* **EXERCISE INSTRUCTIONS**: Continue the article on building LightGBM on Windows with Visual Studio versus MinGW, starting right after its final sentence.

──────── PASSAGE ────────

LightGBM on Windows: Visual Studio vs MinGW (gcc), R with Visual Studio

Laurae
Data Science & Design
4 min readJun 10, 2017

Thinking on using LightGBM on Windows? You know you are given two hard choices: Visual Studio or MinGW (gcc).

Visual Studio 2017 is alone a whooping 2GB, excluding external dependencies.

But everyone knows Visual Studio is a pain to install. Even the Microsoft Build toolset does not alleviate the pain of having a large download to do before even being able to compile something.

Even though the installation is about 2GB for Visual Studio 2017 (because you may want the GUI to test R/Python integration after all), it is significantly better than the previous 8GB for Visual Studio 2015!

Meanwhile, with MinGW (x86_64-posix-seh, aka 64-bit + posix threads + seh debug), a simple 50MB file to download and extract eases the life!

MinGW x86_64-posix-seh is big? Think again.

But are you losing something when using MinGW and going the “easy way”? This is what we are going to check (quickly)…

What is sparking the need to check for Visual Studio vs MinGW?

I think you will understand visually, there is no need to explain.

MinGW/gcc (left) vs Visual Studio (right): CPU usage different under the same settings, but with only a difference: the compiler?

It becomes obvious from this comparison picture that we have a major issue with MinGW/gcc: the CPUs are not busy enough on large datasets, while Visual Studio maintains all cores busy!

Some benchmark comparisons of Visual Studio and MinGW

You can find all detailed benchmarks on the following links:

Laptop benchmark (2 physical cores)

My main laptop has a i7–4600U CPU with 16GB RAM. We can check very quickly its performance on Bosch dataset (1M observation and 1K features dataset), which fits nicely in our RAM.

We are testing LightGBM under the following scenarii:

  • Visual Studio 2017 on CLI (master)
  • MinGW 7.1 on R (master and v2.0)
  • MinGW 7.1 on CLI (master and v2.0)

Unexpectedly, Visual Studio is slower than MinGW. For small number of threads, it seems MinGW is better (even with R callback and processing overhead) than Visual Studio.

──────── GIVEN DATA ────────

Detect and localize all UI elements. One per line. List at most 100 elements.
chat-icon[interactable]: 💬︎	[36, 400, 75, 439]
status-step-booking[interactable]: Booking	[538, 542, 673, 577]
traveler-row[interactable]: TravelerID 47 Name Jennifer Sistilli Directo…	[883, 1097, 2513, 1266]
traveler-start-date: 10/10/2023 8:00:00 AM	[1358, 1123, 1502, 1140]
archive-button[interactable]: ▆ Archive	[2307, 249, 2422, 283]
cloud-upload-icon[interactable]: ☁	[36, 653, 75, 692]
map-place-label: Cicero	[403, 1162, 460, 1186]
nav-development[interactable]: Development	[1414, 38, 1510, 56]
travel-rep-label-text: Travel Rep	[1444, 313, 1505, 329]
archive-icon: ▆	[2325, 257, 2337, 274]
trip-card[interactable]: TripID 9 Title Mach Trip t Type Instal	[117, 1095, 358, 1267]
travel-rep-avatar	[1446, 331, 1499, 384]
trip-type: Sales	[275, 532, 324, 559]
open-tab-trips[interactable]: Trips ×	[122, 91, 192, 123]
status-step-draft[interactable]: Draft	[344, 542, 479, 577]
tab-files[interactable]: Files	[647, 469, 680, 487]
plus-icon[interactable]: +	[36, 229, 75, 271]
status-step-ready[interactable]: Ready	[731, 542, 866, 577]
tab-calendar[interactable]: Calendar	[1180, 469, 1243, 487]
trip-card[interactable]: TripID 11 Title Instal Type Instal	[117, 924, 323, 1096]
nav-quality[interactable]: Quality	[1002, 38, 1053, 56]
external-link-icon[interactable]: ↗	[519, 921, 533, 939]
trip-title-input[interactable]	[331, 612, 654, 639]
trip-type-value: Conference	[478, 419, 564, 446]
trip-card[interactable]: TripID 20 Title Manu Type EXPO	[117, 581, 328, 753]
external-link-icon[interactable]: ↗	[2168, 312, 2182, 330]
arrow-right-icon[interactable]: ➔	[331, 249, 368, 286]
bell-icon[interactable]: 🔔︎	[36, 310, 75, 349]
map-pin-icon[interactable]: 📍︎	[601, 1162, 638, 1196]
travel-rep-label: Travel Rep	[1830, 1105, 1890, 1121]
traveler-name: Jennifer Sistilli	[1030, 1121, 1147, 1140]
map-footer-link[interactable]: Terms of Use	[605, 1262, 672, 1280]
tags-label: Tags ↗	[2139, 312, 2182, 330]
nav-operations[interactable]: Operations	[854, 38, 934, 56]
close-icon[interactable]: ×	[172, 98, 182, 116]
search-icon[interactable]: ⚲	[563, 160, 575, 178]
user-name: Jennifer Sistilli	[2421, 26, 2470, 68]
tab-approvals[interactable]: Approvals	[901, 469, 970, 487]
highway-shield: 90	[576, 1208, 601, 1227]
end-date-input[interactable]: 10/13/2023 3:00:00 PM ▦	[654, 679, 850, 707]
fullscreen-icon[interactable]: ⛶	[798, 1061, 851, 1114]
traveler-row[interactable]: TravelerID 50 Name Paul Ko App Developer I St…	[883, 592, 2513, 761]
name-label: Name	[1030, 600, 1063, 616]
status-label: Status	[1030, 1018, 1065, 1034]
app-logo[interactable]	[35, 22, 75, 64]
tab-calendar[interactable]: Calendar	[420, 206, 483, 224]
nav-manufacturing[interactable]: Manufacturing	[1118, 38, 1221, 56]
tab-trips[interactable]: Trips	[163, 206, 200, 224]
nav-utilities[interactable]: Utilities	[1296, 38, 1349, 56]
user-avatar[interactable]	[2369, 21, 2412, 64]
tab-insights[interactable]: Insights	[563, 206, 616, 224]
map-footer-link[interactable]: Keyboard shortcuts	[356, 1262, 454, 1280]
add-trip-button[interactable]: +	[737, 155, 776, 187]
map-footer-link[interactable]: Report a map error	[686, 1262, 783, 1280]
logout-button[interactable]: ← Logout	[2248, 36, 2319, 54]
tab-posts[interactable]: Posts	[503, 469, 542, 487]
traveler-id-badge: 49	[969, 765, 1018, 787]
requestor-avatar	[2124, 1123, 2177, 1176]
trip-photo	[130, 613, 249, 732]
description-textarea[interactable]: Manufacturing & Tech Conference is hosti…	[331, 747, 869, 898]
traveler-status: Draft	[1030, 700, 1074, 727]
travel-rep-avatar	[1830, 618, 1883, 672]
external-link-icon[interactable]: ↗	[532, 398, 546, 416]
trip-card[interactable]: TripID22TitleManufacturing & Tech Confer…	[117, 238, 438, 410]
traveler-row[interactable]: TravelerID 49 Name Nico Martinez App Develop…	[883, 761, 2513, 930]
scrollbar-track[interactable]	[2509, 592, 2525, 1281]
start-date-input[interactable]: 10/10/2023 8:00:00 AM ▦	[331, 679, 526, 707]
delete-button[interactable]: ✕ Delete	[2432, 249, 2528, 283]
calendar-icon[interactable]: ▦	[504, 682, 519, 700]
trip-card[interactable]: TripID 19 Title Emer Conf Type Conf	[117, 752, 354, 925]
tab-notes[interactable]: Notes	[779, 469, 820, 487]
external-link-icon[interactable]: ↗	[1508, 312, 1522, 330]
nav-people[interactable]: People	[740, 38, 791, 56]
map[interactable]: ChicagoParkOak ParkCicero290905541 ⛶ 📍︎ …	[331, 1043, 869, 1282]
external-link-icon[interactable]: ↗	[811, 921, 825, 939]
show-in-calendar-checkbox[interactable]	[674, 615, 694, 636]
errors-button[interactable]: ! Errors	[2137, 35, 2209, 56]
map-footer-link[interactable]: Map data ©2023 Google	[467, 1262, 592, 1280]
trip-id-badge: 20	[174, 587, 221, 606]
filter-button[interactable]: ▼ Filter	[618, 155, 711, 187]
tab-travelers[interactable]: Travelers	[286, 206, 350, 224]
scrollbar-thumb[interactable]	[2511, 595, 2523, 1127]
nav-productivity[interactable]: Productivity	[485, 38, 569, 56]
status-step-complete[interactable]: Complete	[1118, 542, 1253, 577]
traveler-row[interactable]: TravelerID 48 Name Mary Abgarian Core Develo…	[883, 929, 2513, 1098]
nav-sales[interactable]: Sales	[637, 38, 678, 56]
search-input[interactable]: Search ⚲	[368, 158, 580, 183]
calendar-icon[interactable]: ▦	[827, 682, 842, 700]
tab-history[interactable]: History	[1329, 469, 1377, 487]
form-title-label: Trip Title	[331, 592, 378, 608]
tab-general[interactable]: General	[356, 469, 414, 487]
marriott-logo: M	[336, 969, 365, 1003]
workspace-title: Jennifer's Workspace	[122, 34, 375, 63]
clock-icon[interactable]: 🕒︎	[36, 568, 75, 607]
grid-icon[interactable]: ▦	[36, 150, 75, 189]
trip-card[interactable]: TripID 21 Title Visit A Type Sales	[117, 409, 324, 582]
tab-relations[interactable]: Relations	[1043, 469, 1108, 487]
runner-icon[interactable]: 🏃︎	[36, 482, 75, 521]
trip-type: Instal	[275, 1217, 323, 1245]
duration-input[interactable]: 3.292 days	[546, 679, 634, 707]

────────

* **OUTPUT FOR THIS TASK**:
When comparing CLIs (Visual Studio and MinGW), the difference is a well-sized 5%.

R overhead is approximately 3% of the computation time.

Server benchmark (20 physical cores)

My main server has a Dual Xeon Ivy Bridge (Quanta Freedom) with 80GB RAM allocated to a virtual machine. Performance checkup is done again on Bosch dataset.

We notice quickly the more threads we throw, the more performance we have. The difference is so heavy that it reaches:

  • 15% worse for not using hyperthreaded cores
  • Up to 40% worse for using MinGW and not hyperthreaded cores instead of Visual Studio with hyperthreaded cores

It is obvious who is the winner here: Visual Studio.

Versus xgboost?

Just for eyes obviously, using my laptop with 2 physical cores (4 threads):

xgboost (fast histogram) has bridged the performance gap with LightGBM. They are only 5% apart in this case.

Conclusion

A quick conclusion could be the following:

Windows users should use MinGW for LightGBM when they are using low-end machines, such as laptops with 2 cores only. When reaching more cores (like 4 physical cores), it is recommended to use Visual Studio to reach maximum performance.

This is the reason the pull request “Compile R package by custom tool chain” is existing: if you have a high performance tool, then make sure you are using that high performance at its fullest! It means in our case: compile with Visual Studio, but use in R.

“I have no idea what I’m doing” meme

Apparently, it also eases the installation, especially for Mac OS users.

If you do not know what are you doing, use Visual Studio.

This is as simple as doing a simple math addition: setup your PATH environment variable correctly!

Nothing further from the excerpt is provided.